What you will do
Copy out lines with the word "approximation" from the material that follows.

Listed entries
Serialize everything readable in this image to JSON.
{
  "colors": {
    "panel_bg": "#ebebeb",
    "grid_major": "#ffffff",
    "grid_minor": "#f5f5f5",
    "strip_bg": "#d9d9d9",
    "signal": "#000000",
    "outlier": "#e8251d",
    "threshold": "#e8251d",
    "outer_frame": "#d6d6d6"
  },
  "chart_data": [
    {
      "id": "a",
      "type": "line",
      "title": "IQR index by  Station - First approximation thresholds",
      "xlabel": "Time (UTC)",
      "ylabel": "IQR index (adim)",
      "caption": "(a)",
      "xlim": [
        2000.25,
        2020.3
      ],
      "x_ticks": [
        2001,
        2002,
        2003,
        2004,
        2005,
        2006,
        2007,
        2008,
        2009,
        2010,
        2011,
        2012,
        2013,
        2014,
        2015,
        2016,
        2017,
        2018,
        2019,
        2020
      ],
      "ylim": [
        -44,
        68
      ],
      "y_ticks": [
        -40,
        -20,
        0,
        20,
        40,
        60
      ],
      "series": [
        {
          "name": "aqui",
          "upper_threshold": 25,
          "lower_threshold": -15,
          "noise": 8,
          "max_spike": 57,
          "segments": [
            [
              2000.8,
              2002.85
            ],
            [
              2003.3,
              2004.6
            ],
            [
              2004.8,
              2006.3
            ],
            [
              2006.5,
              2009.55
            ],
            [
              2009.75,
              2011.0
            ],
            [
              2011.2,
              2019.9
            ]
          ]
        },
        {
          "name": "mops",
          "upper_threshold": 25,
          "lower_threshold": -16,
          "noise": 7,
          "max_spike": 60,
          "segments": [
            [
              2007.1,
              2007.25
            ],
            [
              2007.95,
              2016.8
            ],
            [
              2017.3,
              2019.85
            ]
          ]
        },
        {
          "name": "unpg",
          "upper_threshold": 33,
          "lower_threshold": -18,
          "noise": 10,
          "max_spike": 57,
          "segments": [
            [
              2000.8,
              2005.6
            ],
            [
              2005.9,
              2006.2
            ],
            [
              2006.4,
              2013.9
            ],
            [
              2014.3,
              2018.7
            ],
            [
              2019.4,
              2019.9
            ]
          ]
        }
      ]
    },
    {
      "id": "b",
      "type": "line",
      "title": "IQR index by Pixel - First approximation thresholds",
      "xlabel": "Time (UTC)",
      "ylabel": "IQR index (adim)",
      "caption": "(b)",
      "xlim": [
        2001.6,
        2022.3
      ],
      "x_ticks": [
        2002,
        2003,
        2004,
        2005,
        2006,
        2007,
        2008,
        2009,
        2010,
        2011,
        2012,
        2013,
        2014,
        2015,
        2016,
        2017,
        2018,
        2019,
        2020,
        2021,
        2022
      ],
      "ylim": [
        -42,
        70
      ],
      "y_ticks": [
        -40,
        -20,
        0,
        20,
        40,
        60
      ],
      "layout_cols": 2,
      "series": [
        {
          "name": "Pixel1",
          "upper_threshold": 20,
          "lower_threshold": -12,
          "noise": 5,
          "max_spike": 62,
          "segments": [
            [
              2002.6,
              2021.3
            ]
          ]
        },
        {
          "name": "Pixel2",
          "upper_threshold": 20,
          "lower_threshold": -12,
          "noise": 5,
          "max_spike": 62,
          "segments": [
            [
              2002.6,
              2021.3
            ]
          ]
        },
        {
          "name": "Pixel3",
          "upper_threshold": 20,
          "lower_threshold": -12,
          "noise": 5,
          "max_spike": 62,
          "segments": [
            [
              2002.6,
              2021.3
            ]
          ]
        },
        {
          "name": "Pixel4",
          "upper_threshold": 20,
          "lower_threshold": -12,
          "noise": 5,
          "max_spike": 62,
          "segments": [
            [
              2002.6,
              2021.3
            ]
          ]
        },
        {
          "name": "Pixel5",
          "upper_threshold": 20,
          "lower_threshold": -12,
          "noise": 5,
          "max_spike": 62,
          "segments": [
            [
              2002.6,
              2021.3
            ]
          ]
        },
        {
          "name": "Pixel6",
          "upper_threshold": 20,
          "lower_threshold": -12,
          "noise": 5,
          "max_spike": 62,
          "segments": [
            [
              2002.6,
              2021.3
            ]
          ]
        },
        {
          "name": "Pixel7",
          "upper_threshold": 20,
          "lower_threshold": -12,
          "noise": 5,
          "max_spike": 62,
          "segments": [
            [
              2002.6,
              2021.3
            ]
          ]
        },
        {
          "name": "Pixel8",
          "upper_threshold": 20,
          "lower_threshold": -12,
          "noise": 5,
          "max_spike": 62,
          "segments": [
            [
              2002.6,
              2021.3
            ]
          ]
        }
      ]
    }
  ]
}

Completed task
      "title": "IQR index by  Station - First approximation thresholds",
      "title": "IQR index by Pixel - First approximation thresholds",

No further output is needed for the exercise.